◆ Set exercise 1
Change "wear resistance" to "resistance to wear" in the soybean oil wear text, giving everything from "Figure 7. Comparative" down to "compared to HOSO.".
◆ Set exercise 2
Continue the soybean oil wear text after its last sentence.

◆ Provided text
· · · · ·
Figure 7. Comparative analyses of wear volumes under different lubricated conditions.

The introduction of antioxidant and anti-wear additives to both types of oils resulted in a significant enhancement of wear resistance. Notably, the impact on regular soybean oil (RSO) was more prominent with a remarkable 28% increase in wear resistance, whereas the improvement for HOSO was approximately 9.2%. In the absence of additives, HOSO exhibited better wear resistance, but the introduction of select additives significantly enhanced the wear resistance in RSO compared to HOSO.

The wear depth of the flat samples is depicted in Figure 8,which is a comparison between RSO and RSO with additives, while Figure 8B displays a comparison between HOSO and HOSO with additives. The wear depth was highest in the case of RSO, contributing to the highest wear volume, as discussed earlier in Figure 7. However, Figure 8A shows that wear depth was significantly lower for RSO with additives compared to RSO, which is the primary reason for the lower wear volume discussed earlier. Captured wear depth for HOSO and HOSO with additives was quite similar, which is consistent with the wear volume result.
· · · · ·
◆ Extracted data
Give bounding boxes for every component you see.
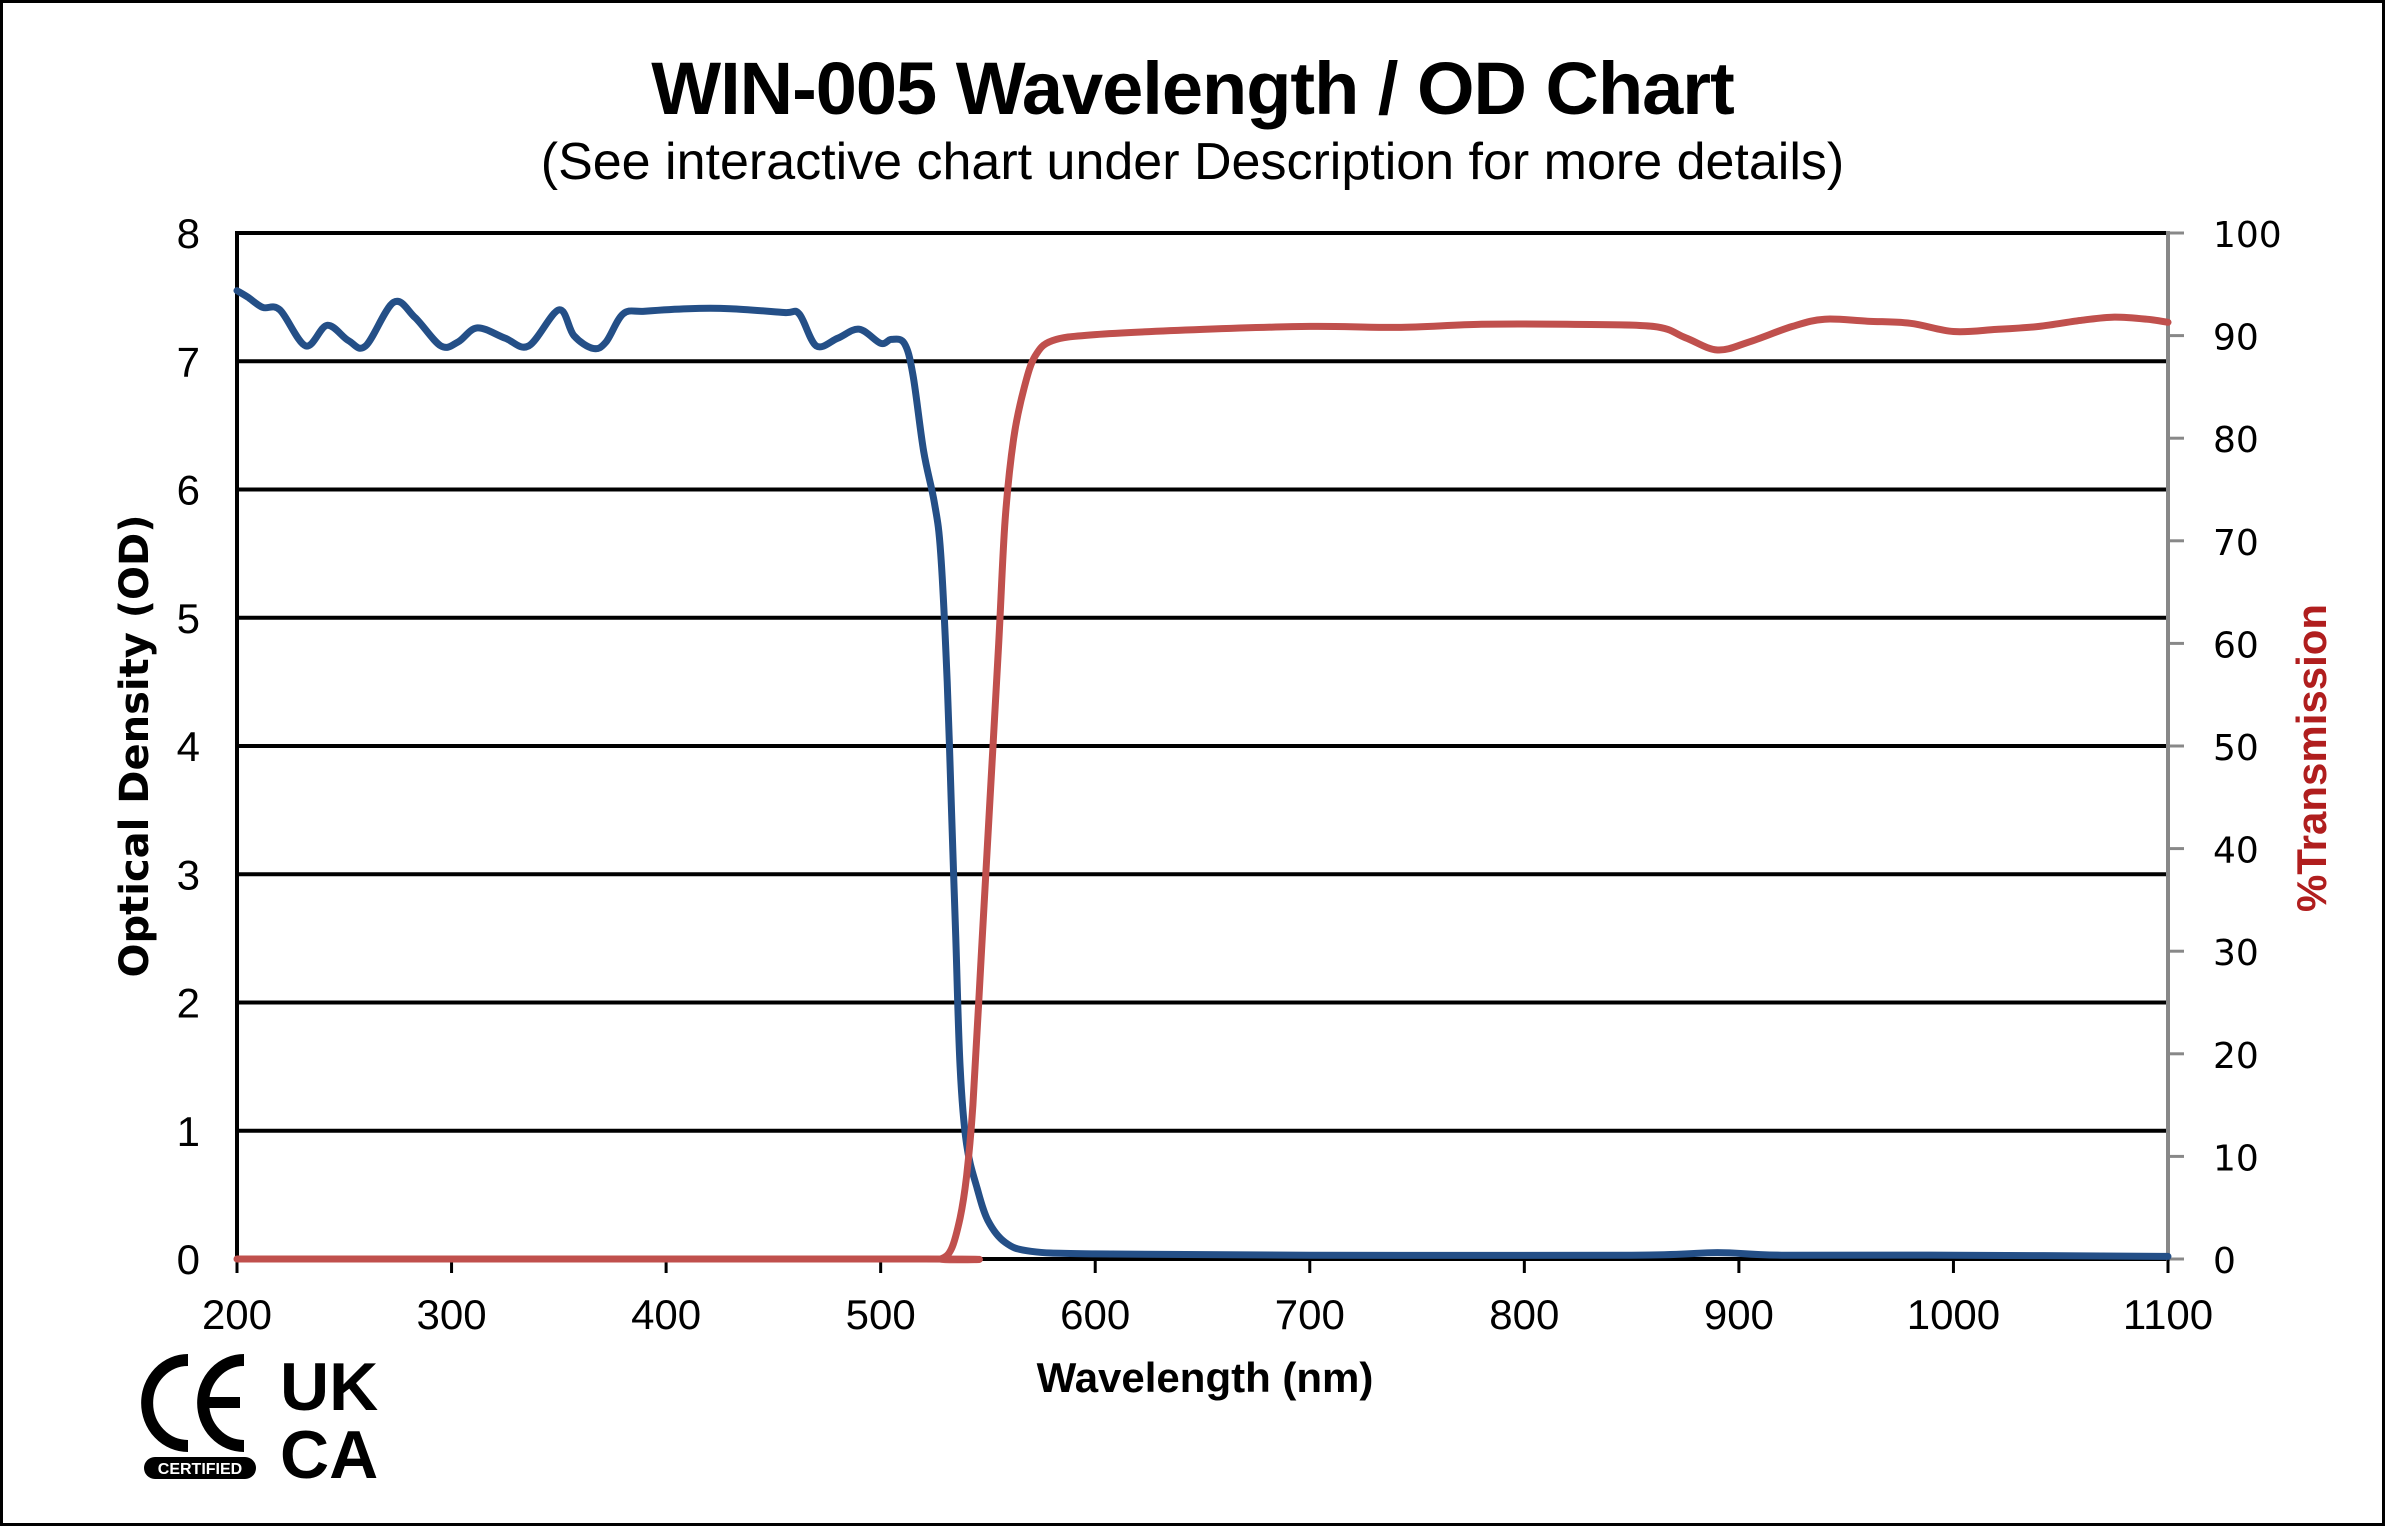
x-tick-label: 900 [1704, 1291, 1774, 1338]
x-tick-label: 400 [631, 1291, 701, 1338]
x-tick-label: 1100 [2123, 1291, 2213, 1338]
chart-title: WIN-005 Wavelength / OD Chart [651, 47, 1735, 130]
y-tick-label: 7 [177, 338, 200, 385]
series-line-transmission [233, 313, 2172, 1264]
y-tick-label: 1 [177, 1108, 200, 1155]
series-line-optical-density [233, 287, 2172, 1260]
y2-tick-label: 10 [2213, 1138, 2259, 1179]
series-lines [233, 287, 2172, 1264]
ukca-line-2: CA [280, 1417, 378, 1482]
y-tick-label: 6 [177, 467, 200, 514]
axes [235, 231, 2184, 1273]
y-tick-label: 8 [177, 210, 200, 257]
y2-tick-label: 60 [2213, 625, 2259, 666]
y2-tick-label: 80 [2213, 420, 2259, 461]
ukca-mark-icon: UK CA [280, 1352, 378, 1482]
x-tick-label: 600 [1060, 1291, 1130, 1338]
y2-tick-label: 90 [2213, 318, 2259, 359]
y2-axis-label: %Transmission [2288, 604, 2335, 912]
y2-tick-label: 100 [2213, 215, 2282, 256]
y-tick-label: 2 [177, 980, 200, 1027]
ce-ukca-logo: CERTIFIED UK CA [141, 1352, 378, 1482]
chart-subtitle: (See interactive chart under Description… [540, 133, 1845, 191]
y2-tick-label: 40 [2213, 831, 2259, 872]
x-tick-label: 1000 [1907, 1291, 2000, 1338]
y-tick-label: 3 [177, 851, 200, 898]
x-axis-label: Wavelength (nm) [1037, 1354, 1374, 1401]
y2-tick-label: 0 [2213, 1241, 2236, 1282]
y-tick-label: 0 [177, 1236, 200, 1283]
x-tick-label: 500 [846, 1291, 916, 1338]
y2-tick-label: 30 [2213, 933, 2259, 974]
y2-tick-label: 70 [2213, 523, 2259, 564]
y-tick-label: 4 [177, 723, 200, 770]
y2-tick-label: 20 [2213, 1036, 2259, 1077]
y-tick-label: 5 [177, 595, 200, 642]
x-tick-label: 700 [1275, 1291, 1345, 1338]
ce-certified-badge: CERTIFIED [158, 1461, 242, 1478]
x-tick-label: 800 [1489, 1291, 1559, 1338]
gridlines [237, 231, 2168, 1133]
x-tick-label: 300 [417, 1291, 487, 1338]
y-axis-label: Optical Density (OD) [112, 514, 158, 977]
x-tick-label: 200 [202, 1291, 272, 1338]
ukca-line-1: UK [280, 1352, 378, 1425]
y2-tick-label: 50 [2213, 728, 2259, 769]
ce-mark-icon: CERTIFIED [141, 1354, 256, 1479]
· · · · ·
◆ Right answer 1
Figure 7. Comparative analyses of wear volumes under different lubricated conditions.

The introduction of antioxidant and anti-wear additives to both types of oils resulted in a significant enhancement of resistance to wear. Notably, the impact on regular soybean oil (RSO) was more prominent with a remarkable 28% increase in resistance to wear, whereas the improvement for HOSO was approximately 9.2%. In the absence of additives, HOSO exhibited better resistance to wear, but the introduction of select additives significantly enhanced the resistance to wear in RSO compared to HOSO.

◆ Right answer 2
Figure 8

Figure 8. 2-D Wear depth profile of the wear tracks (A) RSO and RSO with additives (B) HOSO and HOSO with additives.

The wear depth of the balls has been illustrated in Figure 9,which shows the wear depth of RSO and RSO with additives in Figure 9A, while Figure 9B displays the wear depth of HOSO and HOSO with additives. It is worth noting that RSO exhibited the highest wear depth on balls, which confirms the absence of major tribofilm formation. However, there was an improvement in wear resistance of balls when RSO was mixed with additives, although no significant difference was observed between the two additive cases (ZDDP vs. ZDDC + ADDC). Conversely, HOSO (Figure 9B) showed less wear depth compared to RSO. Moreover, HOSO with additives exhibited the lowest wear depth.

Figure 9

Figure 9. 2-D Wear depth profile of the balls (A) RSO and RSO with additives (B) HOSO and HOSO with additives.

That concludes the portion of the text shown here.